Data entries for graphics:
==============================

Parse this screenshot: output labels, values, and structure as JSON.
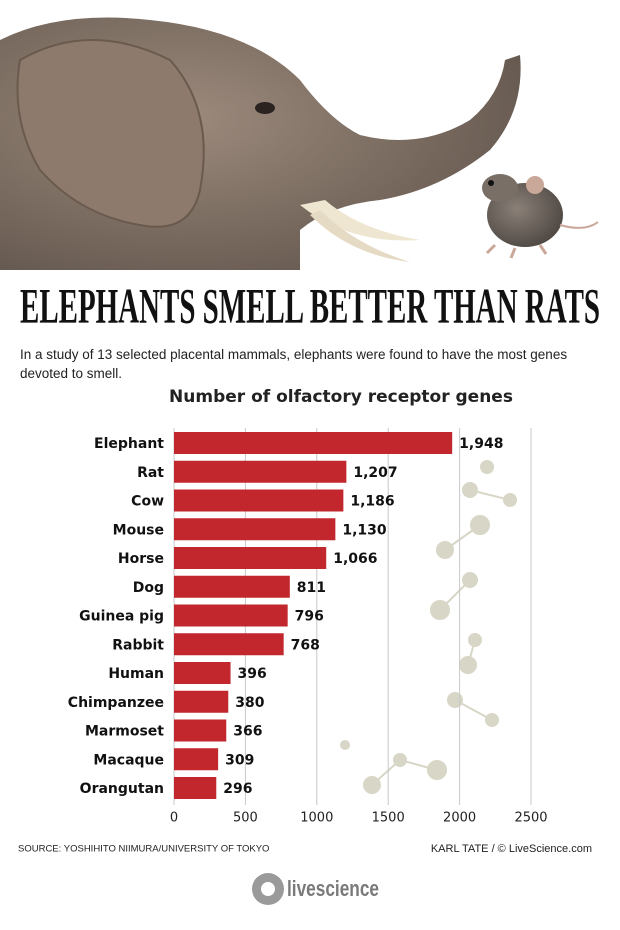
{
  "chart_data": {
    "type": "bar",
    "orientation": "horizontal",
    "title": "ELEPHANTS SMELL BETTER THAN RATS",
    "subtitle": "In a study of 13 selected placental mammals, elephants were found to have the most genes devoted to smell.",
    "chart_title": "Number of olfactory receptor genes",
    "categories": [
      "Elephant",
      "Rat",
      "Cow",
      "Mouse",
      "Horse",
      "Dog",
      "Guinea pig",
      "Rabbit",
      "Human",
      "Chimpanzee",
      "Marmoset",
      "Macaque",
      "Orangutan"
    ],
    "values": [
      1948,
      1207,
      1186,
      1130,
      1066,
      811,
      796,
      768,
      396,
      380,
      366,
      309,
      296
    ],
    "value_labels": [
      "1,948",
      "1,207",
      "1,186",
      "1,130",
      "1,066",
      "811",
      "796",
      "768",
      "396",
      "380",
      "366",
      "309",
      "296"
    ],
    "color": "#c1272d",
    "xlim": [
      0,
      2500
    ],
    "xticks": [
      0,
      500,
      1000,
      1500,
      2000,
      2500
    ],
    "grid": true,
    "source": "SOURCE: YOSHIHITO NIIMURA/UNIVERSITY OF TOKYO",
    "credit": "KARL TATE / © LiveScience.com",
    "logo": "livescience"
  }
}
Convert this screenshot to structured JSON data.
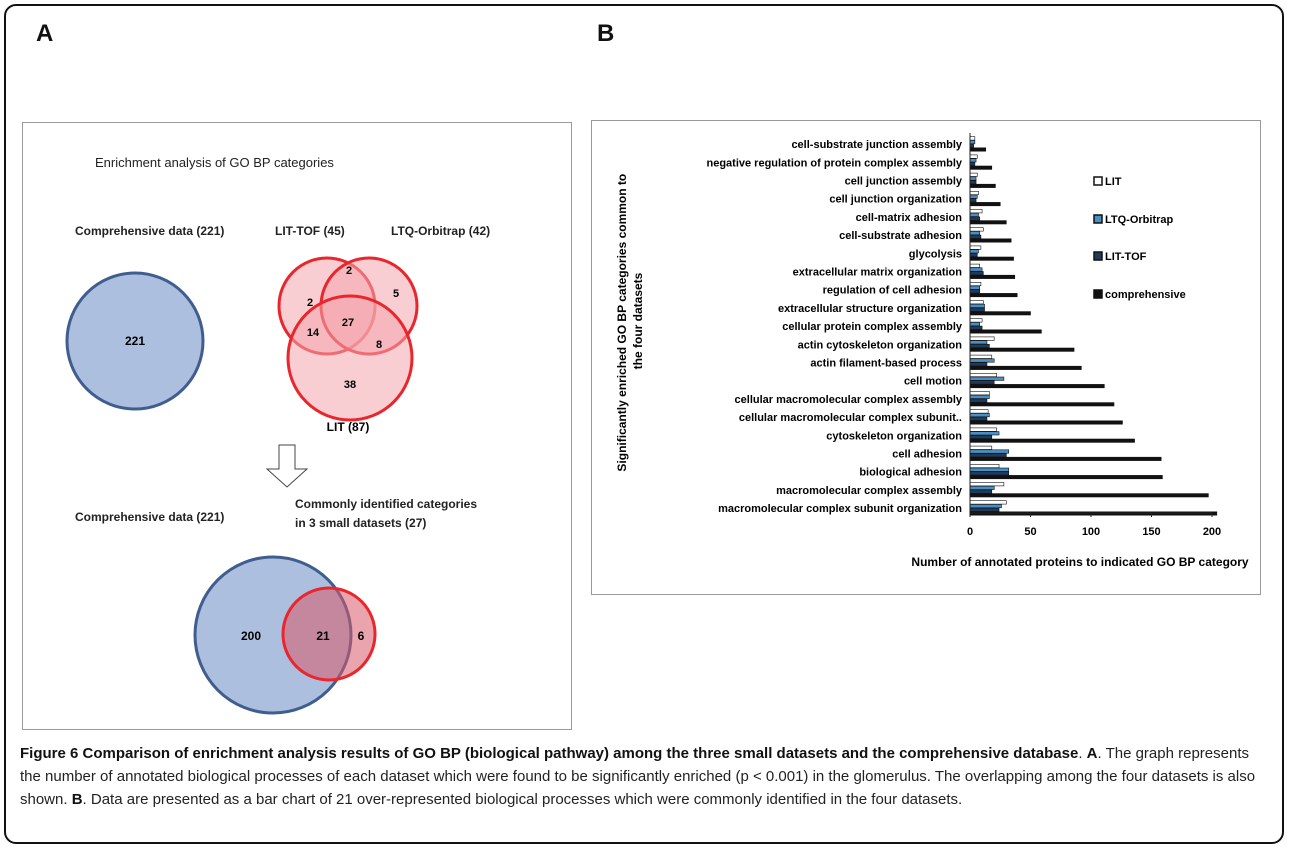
{
  "labels": {
    "panel_a": "A",
    "panel_b": "B"
  },
  "venn": {
    "title": "Enrichment analysis of GO BP categories",
    "comprehensive_label": "Comprehensive data (221)",
    "comprehensive_value": "221",
    "lit_tof_label": "LIT-TOF (45)",
    "ltq_label": "LTQ-Orbitrap (42)",
    "lit_label": "LIT (87)",
    "region_values": {
      "tof_only": "2",
      "tof_ltq": "2",
      "ltq_only": "5",
      "tof_lit": "14",
      "all_three": "27",
      "ltq_lit": "8",
      "lit_only": "38"
    },
    "bottom_left_label": "Comprehensive data (221)",
    "bottom_right_label_1": "Commonly identified categories",
    "bottom_right_label_2": "in 3 small datasets (27)",
    "bottom_values": {
      "comprehensive_only": "200",
      "overlap": "21",
      "small_only": "6"
    },
    "colors": {
      "blue_fill": "#a8bcdc",
      "blue_stroke": "#3f5d8e",
      "red_fill": "#f4a6ad",
      "red_stroke": "#e8262c"
    }
  },
  "chart_data": {
    "type": "bar",
    "orientation": "horizontal",
    "categories": [
      "cell-substrate junction assembly",
      "negative regulation of protein complex assembly",
      "cell junction assembly",
      "cell junction organization",
      "cell-matrix adhesion",
      "cell-substrate adhesion",
      "glycolysis",
      "extracellular matrix organization",
      "regulation of cell adhesion",
      "extracellular structure organization",
      "cellular protein complex assembly",
      "actin cytoskeleton organization",
      "actin filament-based process",
      "cell motion",
      "cellular macromolecular complex assembly",
      "cellular macromolecular complex subunit..",
      "cytoskeleton organization",
      "cell adhesion",
      "biological adhesion",
      "macromolecular complex assembly",
      "macromolecular complex subunit organization"
    ],
    "series": [
      {
        "name": "LIT",
        "color": "#ffffff",
        "values": [
          4,
          6,
          6,
          7,
          10,
          11,
          9,
          8,
          9,
          11,
          10,
          20,
          18,
          22,
          16,
          15,
          22,
          18,
          24,
          28,
          30
        ]
      },
      {
        "name": "LTQ-Orbitrap",
        "color": "#4a8fc3",
        "values": [
          4,
          5,
          5,
          6,
          7,
          8,
          7,
          10,
          8,
          12,
          8,
          14,
          20,
          28,
          16,
          16,
          24,
          32,
          32,
          20,
          26
        ]
      },
      {
        "name": "LIT-TOF",
        "color": "#1f3a5a",
        "values": [
          3,
          4,
          5,
          5,
          8,
          9,
          6,
          11,
          8,
          12,
          10,
          16,
          14,
          20,
          14,
          14,
          18,
          30,
          32,
          18,
          24
        ]
      },
      {
        "name": "comprehensive",
        "color": "#111111",
        "values": [
          13,
          18,
          21,
          25,
          30,
          34,
          36,
          37,
          39,
          50,
          59,
          86,
          92,
          111,
          119,
          126,
          136,
          158,
          159,
          197,
          204
        ]
      }
    ],
    "xlabel": "Number of annotated proteins to indicated GO BP category",
    "ylabel": "Significantly enriched GO BP categories common to the four datasets",
    "xlim": [
      0,
      200
    ],
    "xticks": [
      "0",
      "50",
      "100",
      "150",
      "200"
    ],
    "legend_position": "right"
  },
  "caption": {
    "title": "Figure 6 Comparison of enrichment analysis results of GO BP (biological pathway) among the three small datasets and the comprehensive database",
    "part_a_letter": "A",
    "part_a_text": ". The graph represents the number of annotated biological processes of each dataset which were found to be significantly enriched (p < 0.001) in the glomerulus. The overlapping among the four datasets is also shown. ",
    "part_b_letter": "B",
    "part_b_text": ". Data are presented as a bar chart of 21 over-represented biological processes which were commonly identified in the four datasets."
  }
}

==============================

**Work item:**
Only the pictures are to be left out; write out all the other data exactly.

**Answer section:**
Parse this screenshot: output labels, values, and structure as JSON.
{
  "chart_data": {
    "type": "bar",
    "orientation": "horizontal",
    "title": "ELEPHANTS SMELL BETTER THAN RATS",
    "subtitle": "In a study of 13 selected placental mammals, elephants were found to have the most genes devoted to smell.",
    "chart_title": "Number of olfactory receptor genes",
    "categories": [
      "Elephant",
      "Rat",
      "Cow",
      "Mouse",
      "Horse",
      "Dog",
      "Guinea pig",
      "Rabbit",
      "Human",
      "Chimpanzee",
      "Marmoset",
      "Macaque",
      "Orangutan"
    ],
    "values": [
      1948,
      1207,
      1186,
      1130,
      1066,
      811,
      796,
      768,
      396,
      380,
      366,
      309,
      296
    ],
    "value_labels": [
      "1,948",
      "1,207",
      "1,186",
      "1,130",
      "1,066",
      "811",
      "796",
      "768",
      "396",
      "380",
      "366",
      "309",
      "296"
    ],
    "color": "#c1272d",
    "xlim": [
      0,
      2500
    ],
    "xticks": [
      0,
      500,
      1000,
      1500,
      2000,
      2500
    ],
    "grid": true,
    "source": "SOURCE: YOSHIHITO NIIMURA/UNIVERSITY OF TOKYO",
    "credit": "KARL TATE / © LiveScience.com",
    "logo": "livescience"
  }
}
Convert this screenshot to structured JSON data.
{
  "labels": {
    "panel_a": "A",
    "panel_b": "B"
  },
  "venn": {
    "title": "Enrichment analysis of GO BP categories",
    "comprehensive_label": "Comprehensive data (221)",
    "comprehensive_value": "221",
    "lit_tof_label": "LIT-TOF (45)",
    "ltq_label": "LTQ-Orbitrap (42)",
    "lit_label": "LIT (87)",
    "region_values": {
      "tof_only": "2",
      "tof_ltq": "2",
      "ltq_only": "5",
      "tof_lit": "14",
      "all_three": "27",
      "ltq_lit": "8",
      "lit_only": "38"
    },
    "bottom_left_label": "Comprehensive data (221)",
    "bottom_right_label_1": "Commonly identified categories",
    "bottom_right_label_2": "in 3 small datasets (27)",
    "bottom_values": {
      "comprehensive_only": "200",
      "overlap": "21",
      "small_only": "6"
    },
    "colors": {
      "blue_fill": "#a8bcdc",
      "blue_stroke": "#3f5d8e",
      "red_fill": "#f4a6ad",
      "red_stroke": "#e8262c"
    }
  },
  "chart_data": {
    "type": "bar",
    "orientation": "horizontal",
    "categories": [
      "cell-substrate junction assembly",
      "negative regulation of protein complex assembly",
      "cell junction assembly",
      "cell junction organization",
      "cell-matrix adhesion",
      "cell-substrate adhesion",
      "glycolysis",
      "extracellular matrix organization",
      "regulation of cell adhesion",
      "extracellular structure organization",
      "cellular protein complex assembly",
      "actin cytoskeleton organization",
      "actin filament-based process",
      "cell motion",
      "cellular macromolecular complex assembly",
      "cellular macromolecular complex subunit..",
      "cytoskeleton organization",
      "cell adhesion",
      "biological adhesion",
      "macromolecular complex assembly",
      "macromolecular complex subunit organization"
    ],
    "series": [
      {
        "name": "LIT",
        "color": "#ffffff",
        "values": [
          4,
          6,
          6,
          7,
          10,
          11,
          9,
          8,
          9,
          11,
          10,
          20,
          18,
          22,
          16,
          15,
          22,
          18,
          24,
          28,
          30
        ]
      },
      {
        "name": "LTQ-Orbitrap",
        "color": "#4a8fc3",
        "values": [
          4,
          5,
          5,
          6,
          7,
          8,
          7,
          10,
          8,
          12,
          8,
          14,
          20,
          28,
          16,
          16,
          24,
          32,
          32,
          20,
          26
        ]
      },
      {
        "name": "LIT-TOF",
        "color": "#1f3a5a",
        "values": [
          3,
          4,
          5,
          5,
          8,
          9,
          6,
          11,
          8,
          12,
          10,
          16,
          14,
          20,
          14,
          14,
          18,
          30,
          32,
          18,
          24
        ]
      },
      {
        "name": "comprehensive",
        "color": "#111111",
        "values": [
          13,
          18,
          21,
          25,
          30,
          34,
          36,
          37,
          39,
          50,
          59,
          86,
          92,
          111,
          119,
          126,
          136,
          158,
          159,
          197,
          204
        ]
      }
    ],
    "xlabel": "Number of annotated proteins to indicated GO BP category",
    "ylabel": "Significantly enriched GO BP categories common to the four datasets",
    "xlim": [
      0,
      200
    ],
    "xticks": [
      "0",
      "50",
      "100",
      "150",
      "200"
    ],
    "legend_position": "right"
  },
  "caption": {
    "title": "Figure 6 Comparison of enrichment analysis results of GO BP (biological pathway) among the three small datasets and the comprehensive database",
    "part_a_letter": "A",
    "part_a_text": ". The graph represents the number of annotated biological processes of each dataset which were found to be significantly enriched (p < 0.001) in the glomerulus. The overlapping among the four datasets is also shown. ",
    "part_b_letter": "B",
    "part_b_text": ". Data are presented as a bar chart of 21 over-represented biological processes which were commonly identified in the four datasets."
  }
}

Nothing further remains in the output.